→ **Supplied material**:
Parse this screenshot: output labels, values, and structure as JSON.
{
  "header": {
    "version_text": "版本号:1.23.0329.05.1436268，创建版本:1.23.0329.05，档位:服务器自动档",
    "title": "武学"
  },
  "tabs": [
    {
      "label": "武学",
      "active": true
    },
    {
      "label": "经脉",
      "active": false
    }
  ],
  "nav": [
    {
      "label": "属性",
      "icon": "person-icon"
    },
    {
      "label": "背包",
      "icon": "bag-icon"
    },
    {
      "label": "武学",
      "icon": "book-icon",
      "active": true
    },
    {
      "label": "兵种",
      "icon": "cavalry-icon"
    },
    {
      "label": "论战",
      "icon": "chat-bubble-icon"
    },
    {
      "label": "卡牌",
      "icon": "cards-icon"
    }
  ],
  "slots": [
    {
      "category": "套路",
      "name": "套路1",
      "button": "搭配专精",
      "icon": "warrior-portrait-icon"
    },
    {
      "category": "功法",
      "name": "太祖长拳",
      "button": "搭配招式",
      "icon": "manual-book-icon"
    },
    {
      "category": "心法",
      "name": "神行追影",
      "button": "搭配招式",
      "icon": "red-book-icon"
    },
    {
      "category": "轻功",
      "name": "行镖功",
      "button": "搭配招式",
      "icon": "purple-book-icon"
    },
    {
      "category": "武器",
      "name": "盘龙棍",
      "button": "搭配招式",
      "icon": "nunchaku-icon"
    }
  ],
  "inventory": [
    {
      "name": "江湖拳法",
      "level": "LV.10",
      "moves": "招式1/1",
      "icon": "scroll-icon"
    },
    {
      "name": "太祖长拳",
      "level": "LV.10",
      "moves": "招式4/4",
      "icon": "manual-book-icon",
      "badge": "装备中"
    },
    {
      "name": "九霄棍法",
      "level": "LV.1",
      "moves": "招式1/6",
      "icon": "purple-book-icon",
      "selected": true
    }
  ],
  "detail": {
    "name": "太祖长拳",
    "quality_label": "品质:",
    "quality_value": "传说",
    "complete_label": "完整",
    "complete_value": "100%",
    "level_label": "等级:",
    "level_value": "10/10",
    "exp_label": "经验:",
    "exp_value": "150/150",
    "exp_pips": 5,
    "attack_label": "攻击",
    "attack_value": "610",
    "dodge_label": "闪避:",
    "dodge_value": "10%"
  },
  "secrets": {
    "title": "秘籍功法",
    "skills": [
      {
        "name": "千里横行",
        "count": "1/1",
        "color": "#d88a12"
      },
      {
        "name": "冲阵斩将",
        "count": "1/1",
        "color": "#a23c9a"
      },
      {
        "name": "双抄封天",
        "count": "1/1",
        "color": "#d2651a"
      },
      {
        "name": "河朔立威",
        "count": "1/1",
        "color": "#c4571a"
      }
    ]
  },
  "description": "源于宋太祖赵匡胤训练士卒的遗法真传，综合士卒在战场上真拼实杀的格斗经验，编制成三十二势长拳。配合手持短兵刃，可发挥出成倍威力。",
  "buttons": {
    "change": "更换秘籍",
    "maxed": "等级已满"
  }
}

→ **The exercise**: From the listing above, pick out each line where the word "purple" appears.

→ **The answer**:
      "icon": "purple-book-icon"
      "icon": "purple-book-icon",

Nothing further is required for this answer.